= Task directions =
Print the entries in full, word for word, but not the pictures.

## BEGIN Data shown

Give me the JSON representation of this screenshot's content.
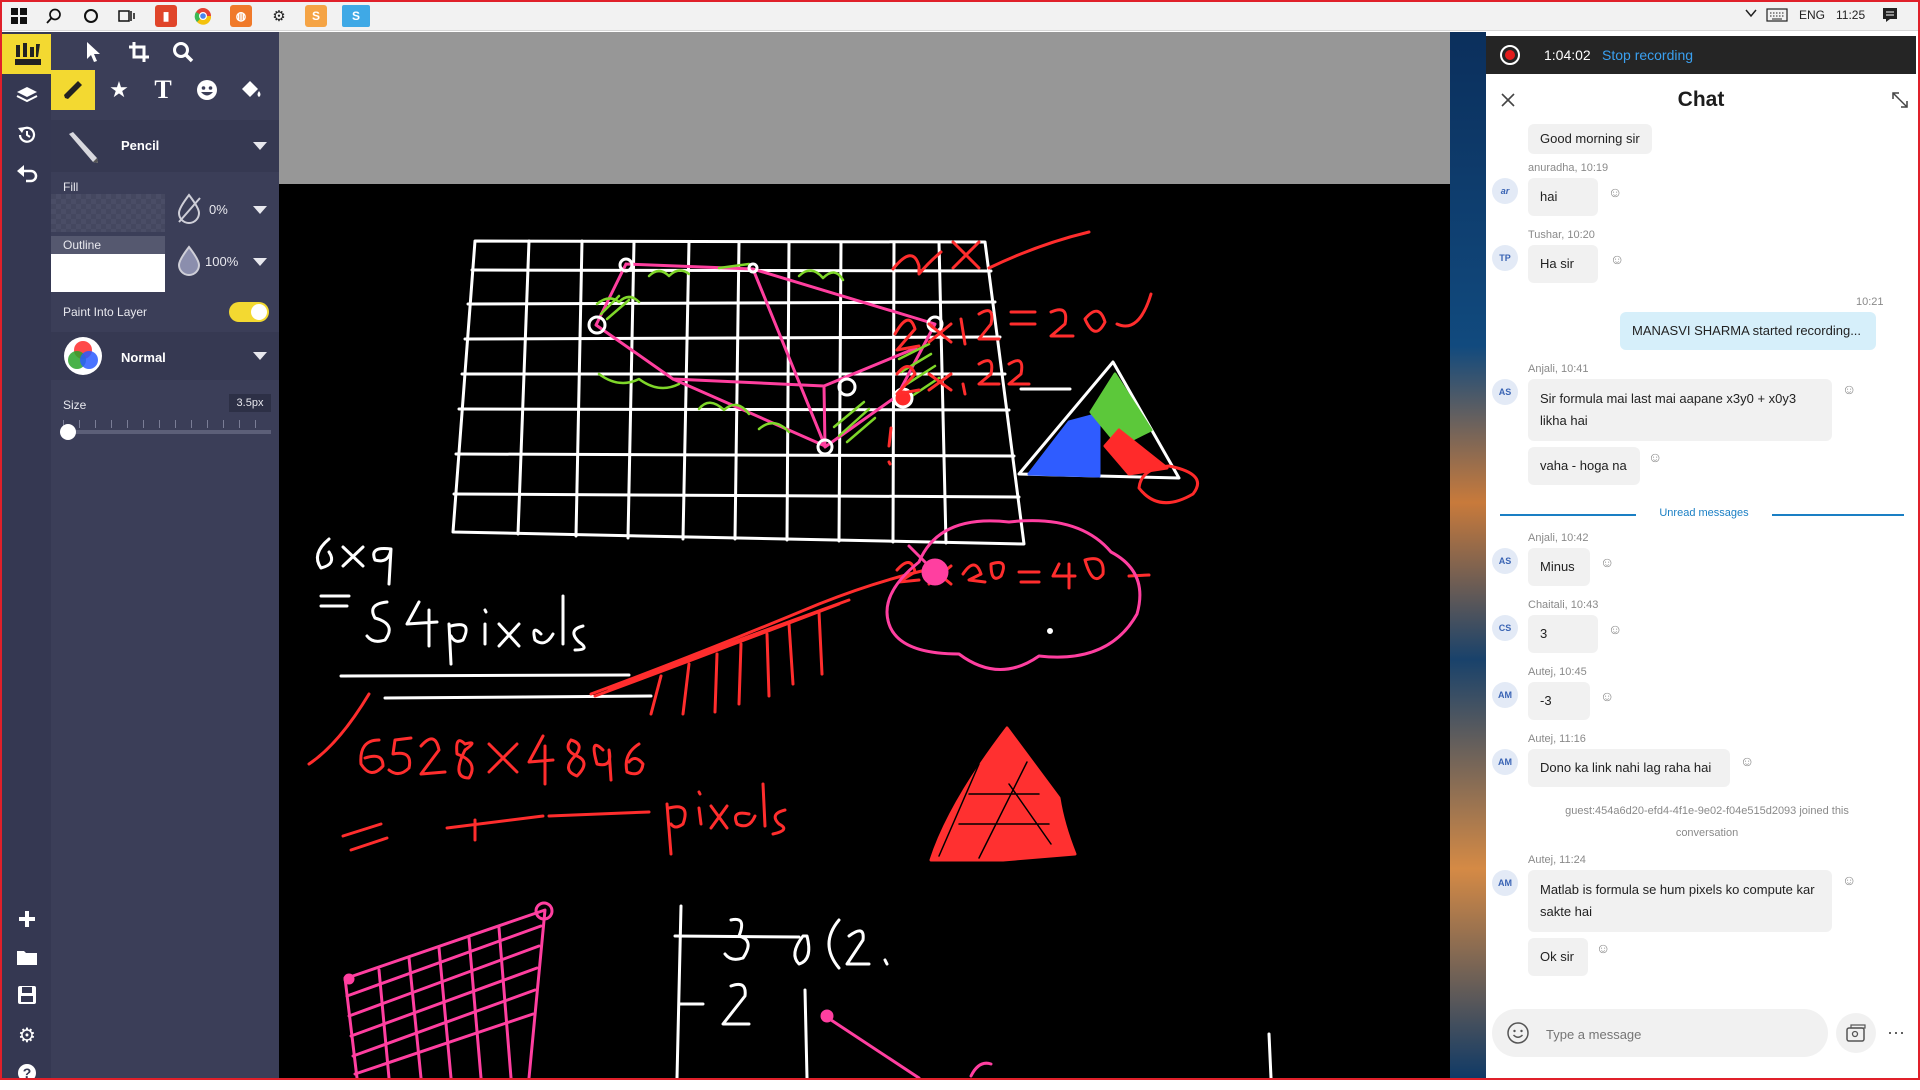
{
  "taskbar": {
    "tray": {
      "language": "ENG",
      "time": "11:25"
    }
  },
  "editor": {
    "tool_name": "Pencil",
    "fill": {
      "label": "Fill",
      "value": "0%"
    },
    "outline": {
      "label": "Outline",
      "value": "100%"
    },
    "paint_into_layer": {
      "label": "Paint Into Layer",
      "on": true
    },
    "blend": {
      "label": "Normal"
    },
    "size": {
      "label": "Size",
      "value": "3.5px",
      "level": 0.03
    },
    "accent": "#f3d931",
    "panel_bg": "#3b3e58"
  },
  "canvas": {
    "annotations": [
      "2x",
      "2x10=20",
      "2x11=22",
      "2x20 = 40",
      "6x9",
      "=54 pixels",
      "6528x4896",
      "pixels",
      "3",
      "0(2,",
      "2"
    ]
  },
  "recording": {
    "elapsed": "1:04:02",
    "stop_label": "Stop recording"
  },
  "chat": {
    "title": "Chat",
    "top_partial_message": "Good morning sir",
    "messages": [
      {
        "initials": "ar",
        "meta": "anuradha, 10:19",
        "texts": [
          "hai"
        ]
      },
      {
        "initials": "TP",
        "meta": "Tushar, 10:20",
        "texts": [
          "Ha sir"
        ]
      },
      {
        "own": true,
        "time": "10:21",
        "texts": [
          "MANASVI SHARMA started recording..."
        ]
      },
      {
        "initials": "AS",
        "meta": "Anjali, 10:41",
        "texts": [
          "Sir formula mai last mai aapane x3y0 + x0y3 likha hai",
          "vaha - hoga na"
        ]
      },
      {
        "initials": "AS",
        "meta": "Anjali, 10:42",
        "texts": [
          "Minus"
        ]
      },
      {
        "initials": "CS",
        "meta": "Chaitali, 10:43",
        "texts": [
          "3"
        ]
      },
      {
        "initials": "AM",
        "meta": "Autej, 10:45",
        "texts": [
          "-3"
        ]
      },
      {
        "initials": "AM",
        "meta": "Autej, 11:16",
        "texts": [
          "Dono ka link nahi lag raha hai"
        ]
      },
      {
        "initials": "AM",
        "meta": "Autej, 11:24",
        "texts": [
          "Matlab is formula se hum pixels ko compute kar sakte hai",
          "Ok sir"
        ]
      }
    ],
    "unread_label": "Unread messages",
    "system_notice": "guest:454a6d20-efd4-4f1e-9e02-f04e515d2093 joined this conversation",
    "composer_placeholder": "Type a message",
    "accent": "#1a7fc4"
  }
}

## END Data shown

= Final result =
Give me the JSON representation of this screenshot's content.
{
  "taskbar": {
    "tray": {
      "language": "ENG",
      "time": "11:25"
    }
  },
  "editor": {
    "tool_name": "Pencil",
    "fill": {
      "label": "Fill",
      "value": "0%"
    },
    "outline": {
      "label": "Outline",
      "value": "100%"
    },
    "paint_into_layer": {
      "label": "Paint Into Layer",
      "on": true
    },
    "blend": {
      "label": "Normal"
    },
    "size": {
      "label": "Size",
      "value": "3.5px",
      "level": 0.03
    },
    "accent": "#f3d931",
    "panel_bg": "#3b3e58"
  },
  "canvas": {
    "annotations": [
      "2x",
      "2x10=20",
      "2x11=22",
      "2x20 = 40",
      "6x9",
      "=54 pixels",
      "6528x4896",
      "pixels",
      "3",
      "0(2,",
      "2"
    ]
  },
  "recording": {
    "elapsed": "1:04:02",
    "stop_label": "Stop recording"
  },
  "chat": {
    "title": "Chat",
    "top_partial_message": "Good morning sir",
    "messages": [
      {
        "initials": "ar",
        "meta": "anuradha, 10:19",
        "texts": [
          "hai"
        ]
      },
      {
        "initials": "TP",
        "meta": "Tushar, 10:20",
        "texts": [
          "Ha sir"
        ]
      },
      {
        "own": true,
        "time": "10:21",
        "texts": [
          "MANASVI SHARMA started recording..."
        ]
      },
      {
        "initials": "AS",
        "meta": "Anjali, 10:41",
        "texts": [
          "Sir formula mai last mai aapane x3y0 + x0y3 likha hai",
          "vaha - hoga na"
        ]
      },
      {
        "initials": "AS",
        "meta": "Anjali, 10:42",
        "texts": [
          "Minus"
        ]
      },
      {
        "initials": "CS",
        "meta": "Chaitali, 10:43",
        "texts": [
          "3"
        ]
      },
      {
        "initials": "AM",
        "meta": "Autej, 10:45",
        "texts": [
          "-3"
        ]
      },
      {
        "initials": "AM",
        "meta": "Autej, 11:16",
        "texts": [
          "Dono ka link nahi lag raha hai"
        ]
      },
      {
        "initials": "AM",
        "meta": "Autej, 11:24",
        "texts": [
          "Matlab is formula se hum pixels ko compute kar sakte hai",
          "Ok sir"
        ]
      }
    ],
    "unread_label": "Unread messages",
    "system_notice": "guest:454a6d20-efd4-4f1e-9e02-f04e515d2093 joined this conversation",
    "composer_placeholder": "Type a message",
    "accent": "#1a7fc4"
  }
}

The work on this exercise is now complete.